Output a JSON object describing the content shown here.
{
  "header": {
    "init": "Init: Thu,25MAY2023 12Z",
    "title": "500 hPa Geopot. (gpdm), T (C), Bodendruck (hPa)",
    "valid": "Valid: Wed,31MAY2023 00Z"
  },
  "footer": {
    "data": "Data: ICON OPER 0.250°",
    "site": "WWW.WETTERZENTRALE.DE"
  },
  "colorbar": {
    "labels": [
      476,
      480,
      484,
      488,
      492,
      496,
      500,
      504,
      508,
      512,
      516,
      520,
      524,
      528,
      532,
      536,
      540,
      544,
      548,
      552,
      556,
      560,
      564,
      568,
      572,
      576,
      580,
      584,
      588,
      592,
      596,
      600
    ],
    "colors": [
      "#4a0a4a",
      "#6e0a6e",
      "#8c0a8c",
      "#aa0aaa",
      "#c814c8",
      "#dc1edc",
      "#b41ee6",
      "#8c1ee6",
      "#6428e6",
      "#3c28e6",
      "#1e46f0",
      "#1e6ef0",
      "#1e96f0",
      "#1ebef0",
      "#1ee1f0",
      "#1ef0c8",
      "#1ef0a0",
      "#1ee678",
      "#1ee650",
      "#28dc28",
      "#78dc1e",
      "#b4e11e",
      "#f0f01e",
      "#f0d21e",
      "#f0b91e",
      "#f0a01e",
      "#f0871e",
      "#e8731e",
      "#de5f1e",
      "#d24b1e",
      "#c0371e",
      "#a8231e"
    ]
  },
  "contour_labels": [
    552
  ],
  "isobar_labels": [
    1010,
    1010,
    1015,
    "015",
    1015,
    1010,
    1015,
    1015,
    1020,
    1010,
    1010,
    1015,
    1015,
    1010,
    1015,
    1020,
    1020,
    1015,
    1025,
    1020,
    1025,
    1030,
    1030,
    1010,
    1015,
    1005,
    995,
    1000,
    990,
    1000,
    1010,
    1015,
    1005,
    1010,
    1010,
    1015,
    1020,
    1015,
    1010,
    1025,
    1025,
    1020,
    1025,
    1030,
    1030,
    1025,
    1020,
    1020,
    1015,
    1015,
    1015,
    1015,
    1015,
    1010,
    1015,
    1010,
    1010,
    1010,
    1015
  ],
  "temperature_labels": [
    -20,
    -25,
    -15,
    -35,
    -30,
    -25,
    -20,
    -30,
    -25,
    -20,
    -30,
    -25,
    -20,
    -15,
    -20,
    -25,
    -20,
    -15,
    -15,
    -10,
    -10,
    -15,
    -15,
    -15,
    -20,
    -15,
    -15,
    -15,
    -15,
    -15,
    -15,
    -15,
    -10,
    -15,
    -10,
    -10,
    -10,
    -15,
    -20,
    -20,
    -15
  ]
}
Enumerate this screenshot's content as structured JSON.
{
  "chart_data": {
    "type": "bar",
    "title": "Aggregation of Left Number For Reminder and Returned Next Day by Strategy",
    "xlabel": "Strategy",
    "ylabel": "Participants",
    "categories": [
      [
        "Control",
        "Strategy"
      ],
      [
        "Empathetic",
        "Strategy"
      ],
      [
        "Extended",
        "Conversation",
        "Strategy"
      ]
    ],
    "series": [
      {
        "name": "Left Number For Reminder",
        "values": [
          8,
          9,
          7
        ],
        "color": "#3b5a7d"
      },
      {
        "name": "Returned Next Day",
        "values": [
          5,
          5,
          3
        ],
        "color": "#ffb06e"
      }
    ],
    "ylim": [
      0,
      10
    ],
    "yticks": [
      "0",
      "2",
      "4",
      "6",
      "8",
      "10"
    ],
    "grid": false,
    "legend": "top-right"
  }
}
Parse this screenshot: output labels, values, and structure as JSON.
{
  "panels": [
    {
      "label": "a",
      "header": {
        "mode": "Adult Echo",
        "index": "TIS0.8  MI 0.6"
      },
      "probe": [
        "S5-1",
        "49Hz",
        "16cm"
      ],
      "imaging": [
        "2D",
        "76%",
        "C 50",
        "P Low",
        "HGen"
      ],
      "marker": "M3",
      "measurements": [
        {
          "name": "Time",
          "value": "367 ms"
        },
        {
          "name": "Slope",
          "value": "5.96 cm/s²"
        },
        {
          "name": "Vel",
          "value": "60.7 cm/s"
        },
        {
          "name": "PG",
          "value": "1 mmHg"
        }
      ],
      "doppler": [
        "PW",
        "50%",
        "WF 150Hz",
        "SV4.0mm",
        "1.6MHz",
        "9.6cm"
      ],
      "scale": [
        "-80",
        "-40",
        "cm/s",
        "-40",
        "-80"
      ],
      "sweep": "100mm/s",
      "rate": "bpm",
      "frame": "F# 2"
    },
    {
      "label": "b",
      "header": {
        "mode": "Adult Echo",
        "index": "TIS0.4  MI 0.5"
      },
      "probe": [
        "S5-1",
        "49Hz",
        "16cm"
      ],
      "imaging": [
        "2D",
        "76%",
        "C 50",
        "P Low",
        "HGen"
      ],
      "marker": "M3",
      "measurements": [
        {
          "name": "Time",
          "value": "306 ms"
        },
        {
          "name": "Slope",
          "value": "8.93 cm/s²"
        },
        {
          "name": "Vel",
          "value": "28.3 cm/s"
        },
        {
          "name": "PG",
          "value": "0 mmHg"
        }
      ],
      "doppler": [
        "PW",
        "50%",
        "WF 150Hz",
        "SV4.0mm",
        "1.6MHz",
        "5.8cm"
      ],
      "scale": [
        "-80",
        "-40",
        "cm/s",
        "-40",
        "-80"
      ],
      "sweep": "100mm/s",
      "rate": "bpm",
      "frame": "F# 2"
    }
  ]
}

· · ·

[STATED GOAL]:
Make a verbatim copy of every entry shown above.

[RESULT OF THE EXERCISE]:
Output a JSON object describing the content shown here.
{
  "header": {
    "init": "Init: Thu,25MAY2023 12Z",
    "title": "500 hPa Geopot. (gpdm), T (C), Bodendruck (hPa)",
    "valid": "Valid: Wed,31MAY2023 00Z"
  },
  "footer": {
    "data": "Data: ICON OPER 0.250°",
    "site": "WWW.WETTERZENTRALE.DE"
  },
  "colorbar": {
    "labels": [
      476,
      480,
      484,
      488,
      492,
      496,
      500,
      504,
      508,
      512,
      516,
      520,
      524,
      528,
      532,
      536,
      540,
      544,
      548,
      552,
      556,
      560,
      564,
      568,
      572,
      576,
      580,
      584,
      588,
      592,
      596,
      600
    ],
    "colors": [
      "#4a0a4a",
      "#6e0a6e",
      "#8c0a8c",
      "#aa0aaa",
      "#c814c8",
      "#dc1edc",
      "#b41ee6",
      "#8c1ee6",
      "#6428e6",
      "#3c28e6",
      "#1e46f0",
      "#1e6ef0",
      "#1e96f0",
      "#1ebef0",
      "#1ee1f0",
      "#1ef0c8",
      "#1ef0a0",
      "#1ee678",
      "#1ee650",
      "#28dc28",
      "#78dc1e",
      "#b4e11e",
      "#f0f01e",
      "#f0d21e",
      "#f0b91e",
      "#f0a01e",
      "#f0871e",
      "#e8731e",
      "#de5f1e",
      "#d24b1e",
      "#c0371e",
      "#a8231e"
    ]
  },
  "contour_labels": [
    552
  ],
  "isobar_labels": [
    1010,
    1010,
    1015,
    "015",
    1015,
    1010,
    1015,
    1015,
    1020,
    1010,
    1010,
    1015,
    1015,
    1010,
    1015,
    1020,
    1020,
    1015,
    1025,
    1020,
    1025,
    1030,
    1030,
    1010,
    1015,
    1005,
    995,
    1000,
    990,
    1000,
    1010,
    1015,
    1005,
    1010,
    1010,
    1015,
    1020,
    1015,
    1010,
    1025,
    1025,
    1020,
    1025,
    1030,
    1030,
    1025,
    1020,
    1020,
    1015,
    1015,
    1015,
    1015,
    1015,
    1010,
    1015,
    1010,
    1010,
    1010,
    1015
  ],
  "temperature_labels": [
    -20,
    -25,
    -15,
    -35,
    -30,
    -25,
    -20,
    -30,
    -25,
    -20,
    -30,
    -25,
    -20,
    -15,
    -20,
    -25,
    -20,
    -15,
    -15,
    -10,
    -10,
    -15,
    -15,
    -15,
    -20,
    -15,
    -15,
    -15,
    -15,
    -15,
    -15,
    -15,
    -10,
    -15,
    -10,
    -10,
    -10,
    -15,
    -20,
    -20,
    -15
  ]
}
Enumerate this screenshot's content as structured JSON.
{
  "chart_data": {
    "type": "bar",
    "title": "Aggregation of Left Number For Reminder and Returned Next Day by Strategy",
    "xlabel": "Strategy",
    "ylabel": "Participants",
    "categories": [
      [
        "Control",
        "Strategy"
      ],
      [
        "Empathetic",
        "Strategy"
      ],
      [
        "Extended",
        "Conversation",
        "Strategy"
      ]
    ],
    "series": [
      {
        "name": "Left Number For Reminder",
        "values": [
          8,
          9,
          7
        ],
        "color": "#3b5a7d"
      },
      {
        "name": "Returned Next Day",
        "values": [
          5,
          5,
          3
        ],
        "color": "#ffb06e"
      }
    ],
    "ylim": [
      0,
      10
    ],
    "yticks": [
      "0",
      "2",
      "4",
      "6",
      "8",
      "10"
    ],
    "grid": false,
    "legend": "top-right"
  }
}
Parse this screenshot: output labels, values, and structure as JSON.
{
  "panels": [
    {
      "label": "a",
      "header": {
        "mode": "Adult Echo",
        "index": "TIS0.8  MI 0.6"
      },
      "probe": [
        "S5-1",
        "49Hz",
        "16cm"
      ],
      "imaging": [
        "2D",
        "76%",
        "C 50",
        "P Low",
        "HGen"
      ],
      "marker": "M3",
      "measurements": [
        {
          "name": "Time",
          "value": "367 ms"
        },
        {
          "name": "Slope",
          "value": "5.96 cm/s²"
        },
        {
          "name": "Vel",
          "value": "60.7 cm/s"
        },
        {
          "name": "PG",
          "value": "1 mmHg"
        }
      ],
      "doppler": [
        "PW",
        "50%",
        "WF 150Hz",
        "SV4.0mm",
        "1.6MHz",
        "9.6cm"
      ],
      "scale": [
        "-80",
        "-40",
        "cm/s",
        "-40",
        "-80"
      ],
      "sweep": "100mm/s",
      "rate": "bpm",
      "frame": "F# 2"
    },
    {
      "label": "b",
      "header": {
        "mode": "Adult Echo",
        "index": "TIS0.4  MI 0.5"
      },
      "probe": [
        "S5-1",
        "49Hz",
        "16cm"
      ],
      "imaging": [
        "2D",
        "76%",
        "C 50",
        "P Low",
        "HGen"
      ],
      "marker": "M3",
      "measurements": [
        {
          "name": "Time",
          "value": "306 ms"
        },
        {
          "name": "Slope",
          "value": "8.93 cm/s²"
        },
        {
          "name": "Vel",
          "value": "28.3 cm/s"
        },
        {
          "name": "PG",
          "value": "0 mmHg"
        }
      ],
      "doppler": [
        "PW",
        "50%",
        "WF 150Hz",
        "SV4.0mm",
        "1.6MHz",
        "5.8cm"
      ],
      "scale": [
        "-80",
        "-40",
        "cm/s",
        "-40",
        "-80"
      ],
      "sweep": "100mm/s",
      "rate": "bpm",
      "frame": "F# 2"
    }
  ]
}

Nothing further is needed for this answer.